▶ [What this task involves]
Return all lines in the material below that contain "core".

▶ [Records for the task]
+-------+

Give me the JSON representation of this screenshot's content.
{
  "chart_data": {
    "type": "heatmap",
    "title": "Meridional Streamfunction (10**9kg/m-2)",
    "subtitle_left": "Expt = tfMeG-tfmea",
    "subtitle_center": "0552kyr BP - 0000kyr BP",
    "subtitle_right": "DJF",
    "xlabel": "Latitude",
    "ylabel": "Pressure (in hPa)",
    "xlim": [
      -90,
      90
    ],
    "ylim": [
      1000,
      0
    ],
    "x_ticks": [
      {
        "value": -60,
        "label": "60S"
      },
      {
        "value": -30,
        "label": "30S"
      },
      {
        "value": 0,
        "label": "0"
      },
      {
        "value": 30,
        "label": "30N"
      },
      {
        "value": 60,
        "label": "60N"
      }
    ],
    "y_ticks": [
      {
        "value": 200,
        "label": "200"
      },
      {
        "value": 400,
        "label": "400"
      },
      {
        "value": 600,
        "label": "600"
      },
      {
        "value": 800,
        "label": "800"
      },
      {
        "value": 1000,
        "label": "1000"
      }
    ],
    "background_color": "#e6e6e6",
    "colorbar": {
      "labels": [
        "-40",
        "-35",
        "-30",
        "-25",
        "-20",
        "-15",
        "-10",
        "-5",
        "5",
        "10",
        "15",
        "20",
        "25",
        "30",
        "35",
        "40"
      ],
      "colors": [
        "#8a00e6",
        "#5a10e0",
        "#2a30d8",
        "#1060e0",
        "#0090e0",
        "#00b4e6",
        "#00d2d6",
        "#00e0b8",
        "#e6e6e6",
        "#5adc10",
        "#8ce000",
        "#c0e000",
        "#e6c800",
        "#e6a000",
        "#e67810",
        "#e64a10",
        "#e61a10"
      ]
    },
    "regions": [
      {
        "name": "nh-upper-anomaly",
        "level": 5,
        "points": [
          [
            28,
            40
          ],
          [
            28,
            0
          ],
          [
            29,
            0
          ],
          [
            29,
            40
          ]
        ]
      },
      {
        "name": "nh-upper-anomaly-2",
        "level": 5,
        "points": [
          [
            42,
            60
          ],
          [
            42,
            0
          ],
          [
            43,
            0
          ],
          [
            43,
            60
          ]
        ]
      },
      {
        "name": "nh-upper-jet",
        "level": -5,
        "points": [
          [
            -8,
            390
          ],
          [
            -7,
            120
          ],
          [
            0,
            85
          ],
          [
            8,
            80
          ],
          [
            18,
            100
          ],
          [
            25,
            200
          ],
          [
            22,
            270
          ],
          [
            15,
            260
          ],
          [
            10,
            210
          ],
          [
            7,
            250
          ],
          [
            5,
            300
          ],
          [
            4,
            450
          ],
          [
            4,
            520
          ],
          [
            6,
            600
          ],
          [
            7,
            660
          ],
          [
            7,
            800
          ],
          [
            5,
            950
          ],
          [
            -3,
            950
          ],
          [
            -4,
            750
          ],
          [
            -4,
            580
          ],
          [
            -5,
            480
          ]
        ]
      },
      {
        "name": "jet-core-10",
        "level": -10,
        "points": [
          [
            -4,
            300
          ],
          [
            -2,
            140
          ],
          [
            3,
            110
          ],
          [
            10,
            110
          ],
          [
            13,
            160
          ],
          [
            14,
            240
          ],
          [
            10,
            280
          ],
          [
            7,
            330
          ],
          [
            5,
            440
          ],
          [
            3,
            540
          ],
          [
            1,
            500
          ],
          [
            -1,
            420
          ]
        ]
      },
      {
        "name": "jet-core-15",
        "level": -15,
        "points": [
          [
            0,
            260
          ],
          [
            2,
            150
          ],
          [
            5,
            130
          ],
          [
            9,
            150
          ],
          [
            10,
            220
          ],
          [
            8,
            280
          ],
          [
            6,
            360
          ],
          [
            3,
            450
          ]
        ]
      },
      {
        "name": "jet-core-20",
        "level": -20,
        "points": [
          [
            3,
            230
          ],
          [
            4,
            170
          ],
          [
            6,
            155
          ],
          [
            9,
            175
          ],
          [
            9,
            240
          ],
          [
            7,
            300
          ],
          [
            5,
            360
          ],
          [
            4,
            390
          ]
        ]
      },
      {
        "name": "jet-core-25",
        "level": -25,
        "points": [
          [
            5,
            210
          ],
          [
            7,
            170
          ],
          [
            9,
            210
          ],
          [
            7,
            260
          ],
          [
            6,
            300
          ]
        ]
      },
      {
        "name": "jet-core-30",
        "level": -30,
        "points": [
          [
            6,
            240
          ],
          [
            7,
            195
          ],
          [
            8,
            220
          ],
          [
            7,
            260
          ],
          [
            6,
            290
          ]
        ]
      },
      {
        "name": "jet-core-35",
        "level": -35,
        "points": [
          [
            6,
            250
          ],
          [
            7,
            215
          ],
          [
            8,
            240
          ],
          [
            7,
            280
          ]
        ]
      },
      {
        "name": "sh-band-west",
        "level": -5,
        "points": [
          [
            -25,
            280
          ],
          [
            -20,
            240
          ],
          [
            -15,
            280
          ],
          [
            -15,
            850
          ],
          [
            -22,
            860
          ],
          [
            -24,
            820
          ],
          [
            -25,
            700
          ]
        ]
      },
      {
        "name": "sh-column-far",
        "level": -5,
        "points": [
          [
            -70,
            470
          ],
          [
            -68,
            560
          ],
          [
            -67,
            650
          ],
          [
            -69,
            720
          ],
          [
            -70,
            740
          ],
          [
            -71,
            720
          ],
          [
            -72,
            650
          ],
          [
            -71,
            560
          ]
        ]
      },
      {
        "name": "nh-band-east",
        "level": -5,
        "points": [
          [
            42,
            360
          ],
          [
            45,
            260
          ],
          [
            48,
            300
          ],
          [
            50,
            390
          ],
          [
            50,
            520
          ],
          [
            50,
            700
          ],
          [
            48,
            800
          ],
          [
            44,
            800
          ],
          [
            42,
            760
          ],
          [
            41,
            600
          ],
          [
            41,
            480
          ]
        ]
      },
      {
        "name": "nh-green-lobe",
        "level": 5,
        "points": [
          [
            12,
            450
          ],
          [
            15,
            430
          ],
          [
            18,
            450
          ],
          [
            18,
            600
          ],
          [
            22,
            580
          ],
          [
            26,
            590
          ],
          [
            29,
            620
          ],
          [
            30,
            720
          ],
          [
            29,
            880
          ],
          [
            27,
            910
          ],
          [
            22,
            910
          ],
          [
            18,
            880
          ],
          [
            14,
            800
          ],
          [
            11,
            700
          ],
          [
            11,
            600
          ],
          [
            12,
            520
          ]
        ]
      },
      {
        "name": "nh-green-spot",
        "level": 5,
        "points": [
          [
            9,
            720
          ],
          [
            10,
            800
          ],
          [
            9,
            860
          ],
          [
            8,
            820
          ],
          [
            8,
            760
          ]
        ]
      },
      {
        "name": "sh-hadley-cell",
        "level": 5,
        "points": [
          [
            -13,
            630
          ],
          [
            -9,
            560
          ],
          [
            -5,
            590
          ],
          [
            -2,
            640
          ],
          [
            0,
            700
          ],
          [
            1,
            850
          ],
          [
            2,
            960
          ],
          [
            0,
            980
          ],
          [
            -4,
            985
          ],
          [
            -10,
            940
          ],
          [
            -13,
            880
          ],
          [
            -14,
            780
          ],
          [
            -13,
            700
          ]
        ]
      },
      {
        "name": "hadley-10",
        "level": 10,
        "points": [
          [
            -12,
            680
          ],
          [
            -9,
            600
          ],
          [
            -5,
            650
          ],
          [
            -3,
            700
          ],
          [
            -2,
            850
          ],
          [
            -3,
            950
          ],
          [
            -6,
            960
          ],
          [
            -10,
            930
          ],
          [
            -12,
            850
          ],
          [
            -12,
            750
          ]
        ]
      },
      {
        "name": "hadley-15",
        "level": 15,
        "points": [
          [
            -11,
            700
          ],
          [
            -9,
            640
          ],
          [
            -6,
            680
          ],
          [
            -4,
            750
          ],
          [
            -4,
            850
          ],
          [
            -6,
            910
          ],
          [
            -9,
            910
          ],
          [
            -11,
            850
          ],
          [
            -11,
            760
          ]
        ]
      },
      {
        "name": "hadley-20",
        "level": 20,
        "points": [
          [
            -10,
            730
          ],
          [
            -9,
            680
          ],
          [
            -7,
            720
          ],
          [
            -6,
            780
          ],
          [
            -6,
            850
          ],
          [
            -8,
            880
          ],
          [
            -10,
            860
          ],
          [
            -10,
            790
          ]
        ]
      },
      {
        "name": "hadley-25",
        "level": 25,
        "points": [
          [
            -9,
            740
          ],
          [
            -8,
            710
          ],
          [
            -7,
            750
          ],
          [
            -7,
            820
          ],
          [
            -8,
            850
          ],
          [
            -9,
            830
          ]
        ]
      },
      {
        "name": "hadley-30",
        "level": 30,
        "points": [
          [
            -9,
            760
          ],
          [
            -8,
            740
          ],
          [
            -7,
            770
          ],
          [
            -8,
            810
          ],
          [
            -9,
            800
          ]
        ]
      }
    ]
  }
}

+-------+

▶ [Finished answer]
        "name": "jet-core-10",
        "name": "jet-core-15",
        "name": "jet-core-20",
        "name": "jet-core-25",
        "name": "jet-core-30",
        "name": "jet-core-35",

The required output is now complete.